■ **Data for the task**:
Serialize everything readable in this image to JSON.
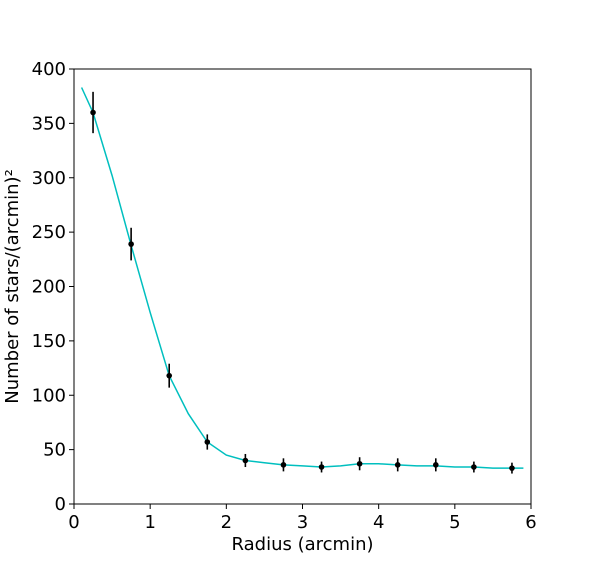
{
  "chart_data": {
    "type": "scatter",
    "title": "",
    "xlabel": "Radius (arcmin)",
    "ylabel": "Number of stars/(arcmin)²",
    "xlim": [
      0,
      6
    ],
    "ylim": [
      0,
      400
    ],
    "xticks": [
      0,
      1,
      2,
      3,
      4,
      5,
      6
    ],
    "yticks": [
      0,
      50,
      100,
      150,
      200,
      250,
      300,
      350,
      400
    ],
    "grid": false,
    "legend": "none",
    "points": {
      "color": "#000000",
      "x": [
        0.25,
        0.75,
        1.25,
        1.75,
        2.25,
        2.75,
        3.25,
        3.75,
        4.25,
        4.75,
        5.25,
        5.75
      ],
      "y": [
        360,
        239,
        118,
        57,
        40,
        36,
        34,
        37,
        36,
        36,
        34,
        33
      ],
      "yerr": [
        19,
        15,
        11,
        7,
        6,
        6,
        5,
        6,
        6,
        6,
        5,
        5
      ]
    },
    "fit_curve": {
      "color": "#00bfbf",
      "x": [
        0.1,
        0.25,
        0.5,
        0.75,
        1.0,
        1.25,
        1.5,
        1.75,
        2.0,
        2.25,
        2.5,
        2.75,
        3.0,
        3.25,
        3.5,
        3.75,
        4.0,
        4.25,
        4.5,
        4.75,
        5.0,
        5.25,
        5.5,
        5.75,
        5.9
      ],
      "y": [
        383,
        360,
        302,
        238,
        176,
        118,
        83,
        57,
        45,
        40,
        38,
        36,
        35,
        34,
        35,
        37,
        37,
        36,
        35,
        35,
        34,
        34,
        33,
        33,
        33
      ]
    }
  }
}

--

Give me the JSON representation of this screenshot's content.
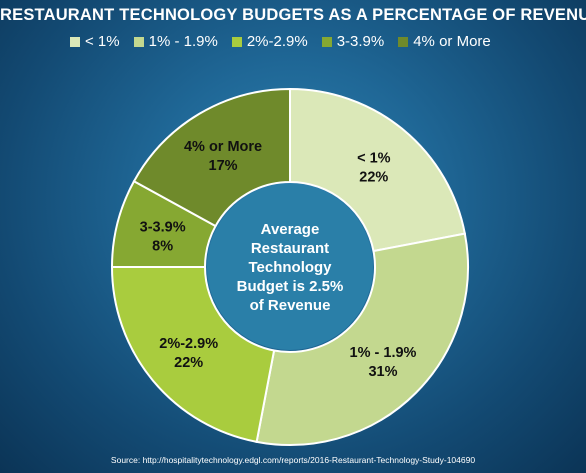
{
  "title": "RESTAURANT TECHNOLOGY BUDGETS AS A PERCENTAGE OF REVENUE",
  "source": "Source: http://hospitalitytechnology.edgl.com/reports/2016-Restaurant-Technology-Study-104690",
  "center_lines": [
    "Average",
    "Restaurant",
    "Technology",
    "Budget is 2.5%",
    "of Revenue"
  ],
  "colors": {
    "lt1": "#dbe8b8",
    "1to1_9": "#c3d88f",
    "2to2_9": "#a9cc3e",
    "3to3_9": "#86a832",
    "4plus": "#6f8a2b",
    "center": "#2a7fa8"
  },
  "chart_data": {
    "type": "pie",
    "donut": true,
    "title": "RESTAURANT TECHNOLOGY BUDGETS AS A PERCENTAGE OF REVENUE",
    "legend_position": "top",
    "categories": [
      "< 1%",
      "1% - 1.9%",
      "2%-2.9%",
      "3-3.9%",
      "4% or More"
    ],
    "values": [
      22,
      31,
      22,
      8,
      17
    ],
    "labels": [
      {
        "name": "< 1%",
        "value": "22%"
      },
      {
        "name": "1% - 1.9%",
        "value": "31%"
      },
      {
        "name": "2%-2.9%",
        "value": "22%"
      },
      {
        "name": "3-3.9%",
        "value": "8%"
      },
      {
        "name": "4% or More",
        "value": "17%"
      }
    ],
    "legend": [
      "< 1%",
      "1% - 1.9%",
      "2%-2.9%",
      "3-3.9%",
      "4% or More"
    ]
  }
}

...

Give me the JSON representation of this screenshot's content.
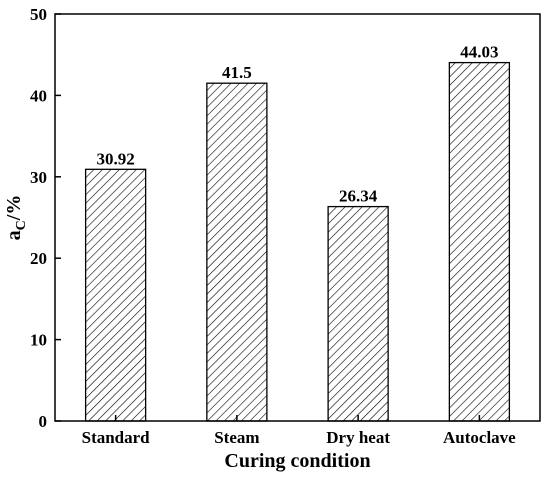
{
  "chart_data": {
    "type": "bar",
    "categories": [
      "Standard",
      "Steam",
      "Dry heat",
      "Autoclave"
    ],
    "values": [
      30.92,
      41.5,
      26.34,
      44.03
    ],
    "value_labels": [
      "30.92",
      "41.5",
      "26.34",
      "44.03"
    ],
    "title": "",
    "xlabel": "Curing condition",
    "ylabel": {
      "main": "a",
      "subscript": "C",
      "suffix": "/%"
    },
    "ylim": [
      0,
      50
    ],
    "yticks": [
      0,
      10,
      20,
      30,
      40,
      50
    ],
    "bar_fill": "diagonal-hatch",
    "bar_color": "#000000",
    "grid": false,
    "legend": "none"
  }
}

■ **Aim**: Each line in the data that holds the string "PERCENTAGE" should be found and copied.

■ **In response**:
  "title": "RESTAURANT TECHNOLOGY BUDGETS AS A PERCENTAGE OF REVENUE",
    "title": "RESTAURANT TECHNOLOGY BUDGETS AS A PERCENTAGE OF REVENUE",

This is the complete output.